▸ MATERIAL PROVIDED
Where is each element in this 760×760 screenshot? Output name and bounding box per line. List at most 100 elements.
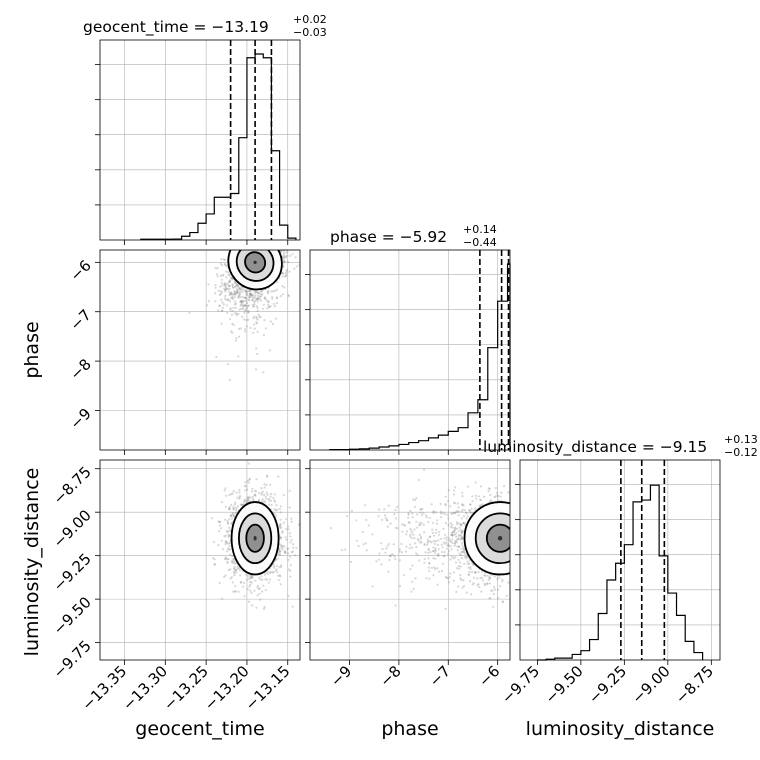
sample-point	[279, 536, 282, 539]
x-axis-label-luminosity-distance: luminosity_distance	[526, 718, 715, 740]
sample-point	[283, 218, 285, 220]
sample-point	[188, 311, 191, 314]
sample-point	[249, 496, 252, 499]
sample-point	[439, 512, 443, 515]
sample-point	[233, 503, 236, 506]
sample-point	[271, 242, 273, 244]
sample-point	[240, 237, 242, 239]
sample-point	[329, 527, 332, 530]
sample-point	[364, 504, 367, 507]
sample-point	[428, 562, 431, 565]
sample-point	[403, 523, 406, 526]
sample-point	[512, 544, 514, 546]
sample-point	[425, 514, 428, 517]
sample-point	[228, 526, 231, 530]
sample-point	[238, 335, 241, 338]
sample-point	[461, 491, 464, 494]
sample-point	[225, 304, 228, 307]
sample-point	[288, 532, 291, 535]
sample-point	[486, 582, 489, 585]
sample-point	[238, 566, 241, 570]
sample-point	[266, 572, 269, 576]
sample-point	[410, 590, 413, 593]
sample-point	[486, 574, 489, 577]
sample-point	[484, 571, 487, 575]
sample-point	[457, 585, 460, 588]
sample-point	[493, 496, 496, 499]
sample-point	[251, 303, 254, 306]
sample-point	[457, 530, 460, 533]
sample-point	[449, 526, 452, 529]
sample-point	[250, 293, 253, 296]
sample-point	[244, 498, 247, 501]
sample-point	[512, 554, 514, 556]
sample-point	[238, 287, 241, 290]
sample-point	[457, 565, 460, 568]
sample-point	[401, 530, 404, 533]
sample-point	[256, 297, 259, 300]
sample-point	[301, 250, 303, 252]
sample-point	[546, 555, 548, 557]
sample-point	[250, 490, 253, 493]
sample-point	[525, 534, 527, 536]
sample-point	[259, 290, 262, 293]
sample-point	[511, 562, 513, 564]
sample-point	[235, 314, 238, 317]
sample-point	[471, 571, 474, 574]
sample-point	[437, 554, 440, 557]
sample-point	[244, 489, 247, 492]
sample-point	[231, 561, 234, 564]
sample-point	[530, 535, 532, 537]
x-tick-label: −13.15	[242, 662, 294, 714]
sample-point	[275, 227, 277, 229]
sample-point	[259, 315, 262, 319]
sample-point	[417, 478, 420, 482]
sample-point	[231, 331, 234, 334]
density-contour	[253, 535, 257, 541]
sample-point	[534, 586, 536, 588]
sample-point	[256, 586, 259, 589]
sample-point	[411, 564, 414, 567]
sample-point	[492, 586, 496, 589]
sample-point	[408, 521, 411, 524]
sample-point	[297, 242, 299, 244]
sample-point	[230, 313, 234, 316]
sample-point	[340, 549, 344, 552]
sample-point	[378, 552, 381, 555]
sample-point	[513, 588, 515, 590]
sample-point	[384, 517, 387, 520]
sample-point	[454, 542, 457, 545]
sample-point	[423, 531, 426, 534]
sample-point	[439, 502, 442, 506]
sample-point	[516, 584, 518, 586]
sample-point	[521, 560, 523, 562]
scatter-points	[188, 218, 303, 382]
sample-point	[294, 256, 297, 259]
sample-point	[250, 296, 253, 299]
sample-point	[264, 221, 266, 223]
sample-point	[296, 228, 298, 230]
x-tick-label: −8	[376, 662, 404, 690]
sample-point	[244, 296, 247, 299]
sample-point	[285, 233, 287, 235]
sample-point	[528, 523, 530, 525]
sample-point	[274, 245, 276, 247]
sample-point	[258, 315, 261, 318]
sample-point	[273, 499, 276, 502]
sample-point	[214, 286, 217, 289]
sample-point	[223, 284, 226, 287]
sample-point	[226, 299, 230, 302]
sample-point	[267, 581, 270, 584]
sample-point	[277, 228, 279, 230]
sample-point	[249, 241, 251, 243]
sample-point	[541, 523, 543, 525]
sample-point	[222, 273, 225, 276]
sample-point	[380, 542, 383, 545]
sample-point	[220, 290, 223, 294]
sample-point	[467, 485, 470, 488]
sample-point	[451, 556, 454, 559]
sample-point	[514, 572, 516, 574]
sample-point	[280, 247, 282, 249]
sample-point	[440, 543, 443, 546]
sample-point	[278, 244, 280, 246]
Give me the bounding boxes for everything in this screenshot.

▸ TASK TO CARRY OUT
Return every line of the listing above word for word, with the pictures left out.

▸ FINAL RESULT
Where is each element in this 760×760 screenshot? Output name and bounding box per line. List at most 100 elements.
sample-point	[279, 536, 282, 539]
x-axis-label-luminosity-distance: luminosity_distance	[526, 718, 715, 740]
sample-point	[283, 218, 285, 220]
sample-point	[188, 311, 191, 314]
sample-point	[249, 496, 252, 499]
sample-point	[439, 512, 443, 515]
sample-point	[233, 503, 236, 506]
sample-point	[271, 242, 273, 244]
sample-point	[240, 237, 242, 239]
sample-point	[329, 527, 332, 530]
sample-point	[364, 504, 367, 507]
sample-point	[428, 562, 431, 565]
sample-point	[403, 523, 406, 526]
sample-point	[512, 544, 514, 546]
sample-point	[425, 514, 428, 517]
sample-point	[228, 526, 231, 530]
sample-point	[238, 335, 241, 338]
sample-point	[461, 491, 464, 494]
sample-point	[225, 304, 228, 307]
sample-point	[288, 532, 291, 535]
sample-point	[486, 582, 489, 585]
sample-point	[238, 566, 241, 570]
sample-point	[266, 572, 269, 576]
sample-point	[410, 590, 413, 593]
sample-point	[486, 574, 489, 577]
sample-point	[484, 571, 487, 575]
sample-point	[457, 585, 460, 588]
sample-point	[493, 496, 496, 499]
sample-point	[251, 303, 254, 306]
sample-point	[457, 530, 460, 533]
sample-point	[449, 526, 452, 529]
sample-point	[250, 293, 253, 296]
sample-point	[244, 498, 247, 501]
sample-point	[512, 554, 514, 556]
sample-point	[238, 287, 241, 290]
sample-point	[457, 565, 460, 568]
sample-point	[401, 530, 404, 533]
sample-point	[256, 297, 259, 300]
sample-point	[301, 250, 303, 252]
sample-point	[546, 555, 548, 557]
sample-point	[250, 490, 253, 493]
sample-point	[525, 534, 527, 536]
sample-point	[259, 290, 262, 293]
sample-point	[511, 562, 513, 564]
sample-point	[235, 314, 238, 317]
sample-point	[471, 571, 474, 574]
sample-point	[437, 554, 440, 557]
sample-point	[244, 489, 247, 492]
sample-point	[231, 561, 234, 564]
sample-point	[530, 535, 532, 537]
x-tick-label: −13.15	[242, 662, 294, 714]
sample-point	[275, 227, 277, 229]
sample-point	[259, 315, 262, 319]
sample-point	[417, 478, 420, 482]
sample-point	[231, 331, 234, 334]
density-contour	[253, 535, 257, 541]
sample-point	[534, 586, 536, 588]
sample-point	[256, 586, 259, 589]
sample-point	[411, 564, 414, 567]
sample-point	[492, 586, 496, 589]
sample-point	[408, 521, 411, 524]
sample-point	[297, 242, 299, 244]
sample-point	[230, 313, 234, 316]
sample-point	[340, 549, 344, 552]
sample-point	[378, 552, 381, 555]
sample-point	[513, 588, 515, 590]
sample-point	[384, 517, 387, 520]
sample-point	[454, 542, 457, 545]
sample-point	[423, 531, 426, 534]
sample-point	[439, 502, 442, 506]
sample-point	[516, 584, 518, 586]
sample-point	[521, 560, 523, 562]
scatter-points	[188, 218, 303, 382]
sample-point	[294, 256, 297, 259]
sample-point	[250, 296, 253, 299]
sample-point	[264, 221, 266, 223]
sample-point	[296, 228, 298, 230]
x-tick-label: −8	[376, 662, 404, 690]
sample-point	[244, 296, 247, 299]
sample-point	[285, 233, 287, 235]
sample-point	[528, 523, 530, 525]
sample-point	[274, 245, 276, 247]
sample-point	[258, 315, 261, 318]
sample-point	[273, 499, 276, 502]
sample-point	[214, 286, 217, 289]
sample-point	[223, 284, 226, 287]
sample-point	[226, 299, 230, 302]
sample-point	[267, 581, 270, 584]
sample-point	[277, 228, 279, 230]
sample-point	[249, 241, 251, 243]
sample-point	[541, 523, 543, 525]
sample-point	[222, 273, 225, 276]
sample-point	[380, 542, 383, 545]
sample-point	[220, 290, 223, 294]
sample-point	[467, 485, 470, 488]
sample-point	[451, 556, 454, 559]
sample-point	[514, 572, 516, 574]
sample-point	[280, 247, 282, 249]
sample-point	[440, 543, 443, 546]
sample-point	[278, 244, 280, 246]
Give me the bounding boxes for everything in this screenshot.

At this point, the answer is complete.